• RECORDS FOR PROCESSING
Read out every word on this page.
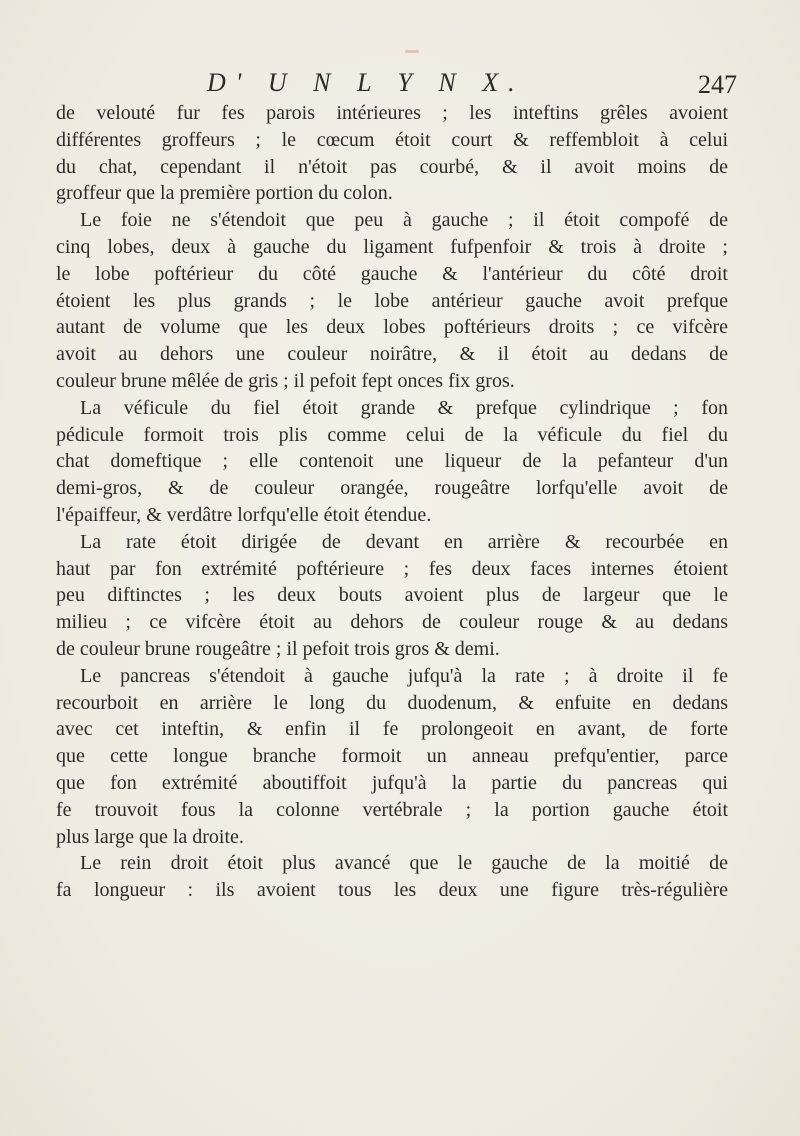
D' U N L Y N X.	247
de velouté fur fes parois intérieures ; les inteftins grêles avoient
différentes groffeurs ; le cœcum étoit court & reffembloit à celui
du chat, cependant il n'étoit pas courbé, & il avoit moins de
groffeur que la première portion du colon.
Le foie ne s'étendoit que peu à gauche ; il étoit compofé de
cinq lobes, deux à gauche du ligament fufpenfoir & trois à droite ;
le lobe poftérieur du côté gauche & l'antérieur du côté droit
étoient les plus grands ; le lobe antérieur gauche avoit prefque
autant de volume que les deux lobes poftérieurs droits ; ce vifcère
avoit au dehors une couleur noirâtre, & il étoit au dedans de
couleur brune mêlée de gris ; il pefoit fept onces fix gros.
La véficule du fiel étoit grande & prefque cylindrique ; fon
pédicule formoit trois plis comme celui de la véficule du fiel du
chat domeftique ; elle contenoit une liqueur de la pefanteur d'un
demi-gros, & de couleur orangée, rougeâtre lorfqu'elle avoit de
l'épaiffeur, & verdâtre lorfqu'elle étoit étendue.
La rate étoit dirigée de devant en arrière & recourbée en
haut par fon extrémité poftérieure ; fes deux faces internes étoient
peu diftinctes ; les deux bouts avoient plus de largeur que le
milieu ; ce vifcère étoit au dehors de couleur rouge & au dedans
de couleur brune rougeâtre ; il pefoit trois gros & demi.
Le pancreas s'étendoit à gauche jufqu'à la rate ; à droite il fe
recourboit en arrière le long du duodenum, & enfuite en dedans
avec cet inteftin, & enfin il fe prolongeoit en avant, de forte
que cette longue branche formoit un anneau prefqu'entier, parce
que fon extrémité aboutiffoit jufqu'à la partie du pancreas qui
fe trouvoit fous la colonne vertébrale ; la portion gauche étoit
plus large que la droite.
Le rein droit étoit plus avancé que le gauche de la moitié de
fa longueur : ils avoient tous les deux une figure très-régulière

• YOUR OBJECTIVE
Copy each line above containing the string "elle".

• CORRECT OUTPUT
chat domeftique ; elle contenoit une liqueur de la pefanteur d'un
demi-gros, & de couleur orangée, rougeâtre lorfqu'elle avoit de
l'épaiffeur, & verdâtre lorfqu'elle étoit étendue.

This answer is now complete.